Stated goal:
Below is a block of records; return all of them exactly, but without the images.

Input rows start

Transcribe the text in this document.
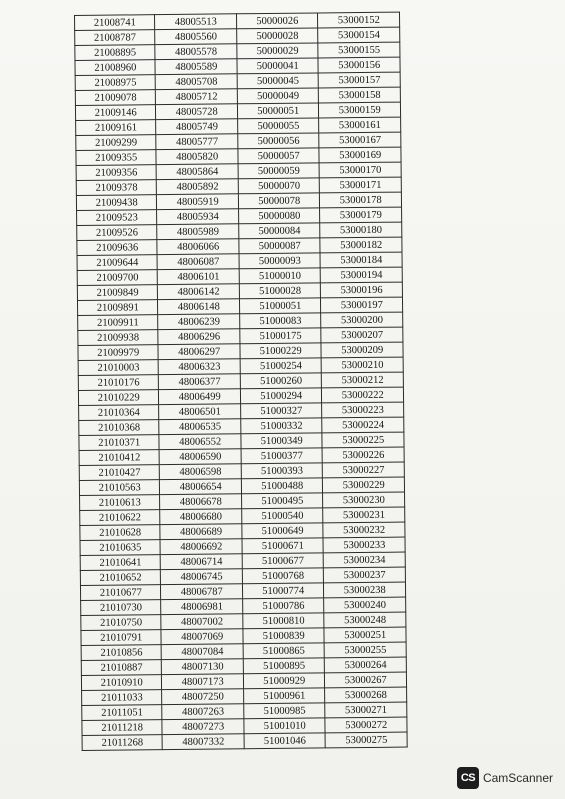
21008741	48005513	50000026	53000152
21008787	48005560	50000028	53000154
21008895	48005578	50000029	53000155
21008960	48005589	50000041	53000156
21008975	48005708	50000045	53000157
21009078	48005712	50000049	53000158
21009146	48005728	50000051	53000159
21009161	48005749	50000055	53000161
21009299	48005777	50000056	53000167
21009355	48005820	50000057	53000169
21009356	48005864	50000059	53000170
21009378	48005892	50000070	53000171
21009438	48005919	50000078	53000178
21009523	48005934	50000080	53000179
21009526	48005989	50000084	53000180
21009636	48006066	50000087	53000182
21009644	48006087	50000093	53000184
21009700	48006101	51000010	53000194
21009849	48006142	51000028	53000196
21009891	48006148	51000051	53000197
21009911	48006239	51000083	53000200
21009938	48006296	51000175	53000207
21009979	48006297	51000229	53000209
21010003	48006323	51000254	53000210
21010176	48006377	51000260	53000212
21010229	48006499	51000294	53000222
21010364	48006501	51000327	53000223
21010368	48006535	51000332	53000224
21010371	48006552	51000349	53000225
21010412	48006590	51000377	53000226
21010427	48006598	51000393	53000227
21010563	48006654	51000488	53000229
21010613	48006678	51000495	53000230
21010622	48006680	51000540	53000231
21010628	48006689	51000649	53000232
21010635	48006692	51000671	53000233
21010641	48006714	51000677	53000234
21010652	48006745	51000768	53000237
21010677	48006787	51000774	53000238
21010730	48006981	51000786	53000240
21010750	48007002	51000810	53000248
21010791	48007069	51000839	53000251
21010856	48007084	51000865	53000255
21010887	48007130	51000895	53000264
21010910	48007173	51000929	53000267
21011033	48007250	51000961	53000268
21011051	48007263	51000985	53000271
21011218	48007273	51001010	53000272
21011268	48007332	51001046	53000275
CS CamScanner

Input rows end

Answer for the task:
Transcribe the text in this document.
21008741	48005513	50000026	53000152
21008787	48005560	50000028	53000154
21008895	48005578	50000029	53000155
21008960	48005589	50000041	53000156
21008975	48005708	50000045	53000157
21009078	48005712	50000049	53000158
21009146	48005728	50000051	53000159
21009161	48005749	50000055	53000161
21009299	48005777	50000056	53000167
21009355	48005820	50000057	53000169
21009356	48005864	50000059	53000170
21009378	48005892	50000070	53000171
21009438	48005919	50000078	53000178
21009523	48005934	50000080	53000179
21009526	48005989	50000084	53000180
21009636	48006066	50000087	53000182
21009644	48006087	50000093	53000184
21009700	48006101	51000010	53000194
21009849	48006142	51000028	53000196
21009891	48006148	51000051	53000197
21009911	48006239	51000083	53000200
21009938	48006296	51000175	53000207
21009979	48006297	51000229	53000209
21010003	48006323	51000254	53000210
21010176	48006377	51000260	53000212
21010229	48006499	51000294	53000222
21010364	48006501	51000327	53000223
21010368	48006535	51000332	53000224
21010371	48006552	51000349	53000225
21010412	48006590	51000377	53000226
21010427	48006598	51000393	53000227
21010563	48006654	51000488	53000229
21010613	48006678	51000495	53000230
21010622	48006680	51000540	53000231
21010628	48006689	51000649	53000232
21010635	48006692	51000671	53000233
21010641	48006714	51000677	53000234
21010652	48006745	51000768	53000237
21010677	48006787	51000774	53000238
21010730	48006981	51000786	53000240
21010750	48007002	51000810	53000248
21010791	48007069	51000839	53000251
21010856	48007084	51000865	53000255
21010887	48007130	51000895	53000264
21010910	48007173	51000929	53000267
21011033	48007250	51000961	53000268
21011051	48007263	51000985	53000271
21011218	48007273	51001010	53000272
21011268	48007332	51001046	53000275
CS CamScanner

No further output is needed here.